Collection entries

____

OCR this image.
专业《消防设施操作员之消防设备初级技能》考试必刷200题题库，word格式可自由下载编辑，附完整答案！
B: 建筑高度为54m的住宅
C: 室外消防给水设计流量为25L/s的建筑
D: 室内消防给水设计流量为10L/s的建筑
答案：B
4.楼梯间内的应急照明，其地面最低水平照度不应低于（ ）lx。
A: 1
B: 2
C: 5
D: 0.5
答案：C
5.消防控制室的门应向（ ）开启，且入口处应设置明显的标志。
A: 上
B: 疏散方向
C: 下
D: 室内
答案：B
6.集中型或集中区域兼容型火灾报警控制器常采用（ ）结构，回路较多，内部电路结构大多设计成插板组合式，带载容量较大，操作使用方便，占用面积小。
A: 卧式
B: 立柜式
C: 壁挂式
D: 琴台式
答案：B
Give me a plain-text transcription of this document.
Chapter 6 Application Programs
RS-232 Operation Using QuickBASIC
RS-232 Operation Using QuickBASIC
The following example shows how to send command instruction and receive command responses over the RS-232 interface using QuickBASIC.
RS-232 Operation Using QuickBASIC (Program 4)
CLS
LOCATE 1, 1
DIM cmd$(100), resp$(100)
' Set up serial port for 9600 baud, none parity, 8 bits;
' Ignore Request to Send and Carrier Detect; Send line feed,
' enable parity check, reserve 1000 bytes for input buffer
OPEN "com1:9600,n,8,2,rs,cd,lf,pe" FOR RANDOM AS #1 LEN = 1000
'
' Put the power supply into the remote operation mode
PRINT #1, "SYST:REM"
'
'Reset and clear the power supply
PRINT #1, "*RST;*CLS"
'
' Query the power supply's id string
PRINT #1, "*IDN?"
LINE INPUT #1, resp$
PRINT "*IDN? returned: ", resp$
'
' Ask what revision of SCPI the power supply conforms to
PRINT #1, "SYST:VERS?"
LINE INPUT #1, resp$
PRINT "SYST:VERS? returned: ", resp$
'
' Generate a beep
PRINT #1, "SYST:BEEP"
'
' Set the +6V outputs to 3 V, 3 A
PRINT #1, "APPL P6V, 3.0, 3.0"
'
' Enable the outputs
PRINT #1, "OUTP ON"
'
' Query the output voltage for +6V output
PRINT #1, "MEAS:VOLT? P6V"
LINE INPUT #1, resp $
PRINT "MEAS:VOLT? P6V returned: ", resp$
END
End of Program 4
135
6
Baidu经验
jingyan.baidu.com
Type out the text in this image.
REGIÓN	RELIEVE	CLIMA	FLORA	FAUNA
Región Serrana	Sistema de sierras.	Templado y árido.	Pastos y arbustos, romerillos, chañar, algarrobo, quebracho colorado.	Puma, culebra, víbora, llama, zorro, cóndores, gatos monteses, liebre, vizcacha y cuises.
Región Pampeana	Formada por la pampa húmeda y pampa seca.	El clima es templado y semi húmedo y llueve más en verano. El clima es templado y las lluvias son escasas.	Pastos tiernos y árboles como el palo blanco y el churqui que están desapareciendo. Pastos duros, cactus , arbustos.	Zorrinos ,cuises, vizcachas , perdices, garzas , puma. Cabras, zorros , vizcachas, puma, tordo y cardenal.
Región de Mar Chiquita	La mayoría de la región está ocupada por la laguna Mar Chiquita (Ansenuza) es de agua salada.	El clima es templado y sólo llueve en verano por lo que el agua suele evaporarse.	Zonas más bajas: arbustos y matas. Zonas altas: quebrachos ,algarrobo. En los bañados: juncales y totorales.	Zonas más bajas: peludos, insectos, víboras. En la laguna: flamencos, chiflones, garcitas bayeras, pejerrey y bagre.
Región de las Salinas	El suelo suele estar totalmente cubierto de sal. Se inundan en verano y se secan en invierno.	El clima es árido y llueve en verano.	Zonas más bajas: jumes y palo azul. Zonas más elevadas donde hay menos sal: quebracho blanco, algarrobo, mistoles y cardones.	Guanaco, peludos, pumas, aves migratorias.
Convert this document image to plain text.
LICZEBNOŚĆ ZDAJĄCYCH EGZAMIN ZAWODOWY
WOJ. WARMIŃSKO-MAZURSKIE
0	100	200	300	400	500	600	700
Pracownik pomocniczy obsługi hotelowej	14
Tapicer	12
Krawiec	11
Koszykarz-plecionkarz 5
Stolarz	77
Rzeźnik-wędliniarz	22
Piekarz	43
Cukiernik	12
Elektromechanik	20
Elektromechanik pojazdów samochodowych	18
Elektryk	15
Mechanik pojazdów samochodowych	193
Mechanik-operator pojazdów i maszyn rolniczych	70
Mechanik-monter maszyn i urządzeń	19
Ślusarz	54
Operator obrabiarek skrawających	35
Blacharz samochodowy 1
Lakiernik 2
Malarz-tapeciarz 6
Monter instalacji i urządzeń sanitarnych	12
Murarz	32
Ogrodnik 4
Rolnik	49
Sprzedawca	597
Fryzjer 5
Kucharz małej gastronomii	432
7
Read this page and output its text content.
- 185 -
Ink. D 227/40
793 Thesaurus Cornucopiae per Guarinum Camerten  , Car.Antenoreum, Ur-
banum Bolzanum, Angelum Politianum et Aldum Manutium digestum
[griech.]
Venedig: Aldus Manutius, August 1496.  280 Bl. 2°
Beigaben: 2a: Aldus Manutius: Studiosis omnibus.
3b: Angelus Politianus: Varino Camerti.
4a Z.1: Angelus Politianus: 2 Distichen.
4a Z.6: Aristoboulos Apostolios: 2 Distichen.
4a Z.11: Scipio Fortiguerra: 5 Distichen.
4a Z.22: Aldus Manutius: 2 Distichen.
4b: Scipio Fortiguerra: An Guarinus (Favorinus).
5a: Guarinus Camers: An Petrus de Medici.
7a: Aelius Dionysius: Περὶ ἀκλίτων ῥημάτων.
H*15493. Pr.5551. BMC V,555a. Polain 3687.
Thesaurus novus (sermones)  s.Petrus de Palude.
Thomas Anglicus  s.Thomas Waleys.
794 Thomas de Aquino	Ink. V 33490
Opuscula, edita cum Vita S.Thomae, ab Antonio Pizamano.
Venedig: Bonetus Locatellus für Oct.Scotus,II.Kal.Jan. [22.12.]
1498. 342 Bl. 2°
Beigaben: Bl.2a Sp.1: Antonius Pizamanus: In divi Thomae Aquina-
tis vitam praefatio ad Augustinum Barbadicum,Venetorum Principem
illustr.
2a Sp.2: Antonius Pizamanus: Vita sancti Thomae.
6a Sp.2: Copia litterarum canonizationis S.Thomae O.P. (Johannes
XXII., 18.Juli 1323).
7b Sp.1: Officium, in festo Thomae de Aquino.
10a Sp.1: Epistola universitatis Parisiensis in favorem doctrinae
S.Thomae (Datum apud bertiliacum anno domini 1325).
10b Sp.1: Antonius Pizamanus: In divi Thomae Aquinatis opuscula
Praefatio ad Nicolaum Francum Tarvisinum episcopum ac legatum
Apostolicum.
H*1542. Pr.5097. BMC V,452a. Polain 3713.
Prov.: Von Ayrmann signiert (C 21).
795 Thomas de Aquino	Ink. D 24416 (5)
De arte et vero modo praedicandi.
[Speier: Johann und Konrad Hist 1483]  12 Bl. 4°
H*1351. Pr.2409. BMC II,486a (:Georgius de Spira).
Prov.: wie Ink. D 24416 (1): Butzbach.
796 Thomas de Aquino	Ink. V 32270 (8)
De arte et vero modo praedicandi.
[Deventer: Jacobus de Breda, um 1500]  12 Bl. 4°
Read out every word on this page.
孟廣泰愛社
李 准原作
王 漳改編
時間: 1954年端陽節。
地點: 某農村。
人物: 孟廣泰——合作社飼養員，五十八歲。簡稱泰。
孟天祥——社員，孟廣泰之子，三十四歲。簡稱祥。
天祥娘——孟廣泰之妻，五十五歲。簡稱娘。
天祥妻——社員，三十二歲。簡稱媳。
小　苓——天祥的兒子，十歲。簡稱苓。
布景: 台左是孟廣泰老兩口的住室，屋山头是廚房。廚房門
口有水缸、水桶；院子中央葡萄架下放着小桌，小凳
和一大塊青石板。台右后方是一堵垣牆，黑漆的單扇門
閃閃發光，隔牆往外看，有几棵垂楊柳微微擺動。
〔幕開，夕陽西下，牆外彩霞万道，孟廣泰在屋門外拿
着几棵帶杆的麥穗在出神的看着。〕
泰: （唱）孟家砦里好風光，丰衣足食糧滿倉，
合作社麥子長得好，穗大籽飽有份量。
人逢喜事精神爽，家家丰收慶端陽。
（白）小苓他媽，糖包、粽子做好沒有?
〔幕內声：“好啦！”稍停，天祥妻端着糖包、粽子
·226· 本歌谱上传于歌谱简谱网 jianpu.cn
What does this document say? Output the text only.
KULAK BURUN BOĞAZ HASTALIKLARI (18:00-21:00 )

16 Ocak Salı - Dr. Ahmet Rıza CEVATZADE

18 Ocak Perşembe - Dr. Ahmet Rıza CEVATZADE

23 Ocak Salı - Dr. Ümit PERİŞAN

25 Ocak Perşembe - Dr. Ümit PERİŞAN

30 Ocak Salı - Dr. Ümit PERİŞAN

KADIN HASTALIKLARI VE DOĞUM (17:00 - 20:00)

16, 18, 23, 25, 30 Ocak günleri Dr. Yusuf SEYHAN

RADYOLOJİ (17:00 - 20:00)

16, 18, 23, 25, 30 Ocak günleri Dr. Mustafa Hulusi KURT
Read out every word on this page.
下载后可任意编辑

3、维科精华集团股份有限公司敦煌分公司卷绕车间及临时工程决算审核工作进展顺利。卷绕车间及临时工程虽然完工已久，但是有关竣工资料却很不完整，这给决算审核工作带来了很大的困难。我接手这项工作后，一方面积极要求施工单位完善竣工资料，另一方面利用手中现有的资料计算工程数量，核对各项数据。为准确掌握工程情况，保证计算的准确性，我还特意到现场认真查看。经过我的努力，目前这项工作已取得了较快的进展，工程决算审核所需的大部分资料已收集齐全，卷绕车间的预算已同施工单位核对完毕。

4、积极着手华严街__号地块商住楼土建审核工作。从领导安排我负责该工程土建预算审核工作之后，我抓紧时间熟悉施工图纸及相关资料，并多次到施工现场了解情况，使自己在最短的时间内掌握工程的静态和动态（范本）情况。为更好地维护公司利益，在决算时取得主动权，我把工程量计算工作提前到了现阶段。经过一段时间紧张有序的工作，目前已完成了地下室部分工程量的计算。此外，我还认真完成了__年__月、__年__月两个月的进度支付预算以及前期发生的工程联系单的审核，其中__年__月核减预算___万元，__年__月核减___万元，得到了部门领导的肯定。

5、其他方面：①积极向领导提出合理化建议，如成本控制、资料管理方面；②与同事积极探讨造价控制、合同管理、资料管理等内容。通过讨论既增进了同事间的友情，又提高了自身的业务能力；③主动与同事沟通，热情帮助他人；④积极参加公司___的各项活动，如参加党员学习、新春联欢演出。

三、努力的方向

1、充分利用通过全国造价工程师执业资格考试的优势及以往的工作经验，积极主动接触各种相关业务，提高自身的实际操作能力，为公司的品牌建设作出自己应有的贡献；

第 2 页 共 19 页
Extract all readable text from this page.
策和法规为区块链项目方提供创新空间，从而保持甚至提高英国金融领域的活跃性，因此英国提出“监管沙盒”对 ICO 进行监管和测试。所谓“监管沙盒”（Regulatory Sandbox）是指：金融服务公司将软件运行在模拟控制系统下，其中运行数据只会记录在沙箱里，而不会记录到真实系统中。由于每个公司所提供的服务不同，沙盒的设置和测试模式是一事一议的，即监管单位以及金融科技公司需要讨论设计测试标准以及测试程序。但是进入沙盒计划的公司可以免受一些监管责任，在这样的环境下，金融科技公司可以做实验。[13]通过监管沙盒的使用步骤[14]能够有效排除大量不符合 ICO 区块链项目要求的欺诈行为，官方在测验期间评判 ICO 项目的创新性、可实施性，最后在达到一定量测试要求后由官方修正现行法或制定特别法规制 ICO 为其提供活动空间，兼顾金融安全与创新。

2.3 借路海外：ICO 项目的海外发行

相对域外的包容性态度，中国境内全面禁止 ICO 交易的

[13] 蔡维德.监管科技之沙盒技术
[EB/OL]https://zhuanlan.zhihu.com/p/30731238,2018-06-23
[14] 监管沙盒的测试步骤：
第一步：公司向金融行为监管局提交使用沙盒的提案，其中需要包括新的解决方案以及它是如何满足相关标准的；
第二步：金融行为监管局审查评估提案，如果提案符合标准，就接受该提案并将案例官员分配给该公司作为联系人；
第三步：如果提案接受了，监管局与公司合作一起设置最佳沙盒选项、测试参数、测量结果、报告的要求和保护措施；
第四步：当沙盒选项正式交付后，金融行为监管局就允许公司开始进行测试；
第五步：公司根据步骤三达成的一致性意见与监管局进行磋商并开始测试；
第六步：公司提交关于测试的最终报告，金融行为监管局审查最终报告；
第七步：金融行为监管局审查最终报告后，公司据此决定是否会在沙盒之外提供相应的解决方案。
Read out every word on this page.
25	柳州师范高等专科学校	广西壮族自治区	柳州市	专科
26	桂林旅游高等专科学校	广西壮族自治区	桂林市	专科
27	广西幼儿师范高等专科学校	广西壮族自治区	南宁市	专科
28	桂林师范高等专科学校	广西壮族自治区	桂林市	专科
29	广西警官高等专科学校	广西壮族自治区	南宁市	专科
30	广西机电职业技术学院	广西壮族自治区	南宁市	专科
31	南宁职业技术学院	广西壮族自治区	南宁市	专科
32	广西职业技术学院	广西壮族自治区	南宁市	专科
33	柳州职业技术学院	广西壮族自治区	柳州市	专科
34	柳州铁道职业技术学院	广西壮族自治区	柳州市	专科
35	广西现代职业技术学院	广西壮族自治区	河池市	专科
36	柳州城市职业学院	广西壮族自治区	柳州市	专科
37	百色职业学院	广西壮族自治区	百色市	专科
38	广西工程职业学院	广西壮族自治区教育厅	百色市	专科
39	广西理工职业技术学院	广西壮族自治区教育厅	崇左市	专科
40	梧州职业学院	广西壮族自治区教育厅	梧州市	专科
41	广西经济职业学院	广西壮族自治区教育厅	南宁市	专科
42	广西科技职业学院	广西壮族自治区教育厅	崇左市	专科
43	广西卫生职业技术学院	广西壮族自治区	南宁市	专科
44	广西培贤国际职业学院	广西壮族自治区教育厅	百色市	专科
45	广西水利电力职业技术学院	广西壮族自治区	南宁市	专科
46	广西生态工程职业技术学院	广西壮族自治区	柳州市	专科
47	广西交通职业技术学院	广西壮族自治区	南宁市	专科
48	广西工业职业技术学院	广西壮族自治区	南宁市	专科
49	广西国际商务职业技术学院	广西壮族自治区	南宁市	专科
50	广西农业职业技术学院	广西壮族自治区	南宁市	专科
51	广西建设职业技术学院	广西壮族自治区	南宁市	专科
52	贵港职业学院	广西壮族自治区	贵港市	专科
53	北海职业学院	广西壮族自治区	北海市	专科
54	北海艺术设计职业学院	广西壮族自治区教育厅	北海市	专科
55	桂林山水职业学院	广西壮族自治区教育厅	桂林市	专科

____

● EXERCISE BRIEF:
In the records above, find each line with the word "Rıza" and copy it.

● WRITTEN SOLUTION:
16 Ocak Salı - Dr. Ahmet Rıza CEVATZADE
18 Ocak Perşembe - Dr. Ahmet Rıza CEVATZADE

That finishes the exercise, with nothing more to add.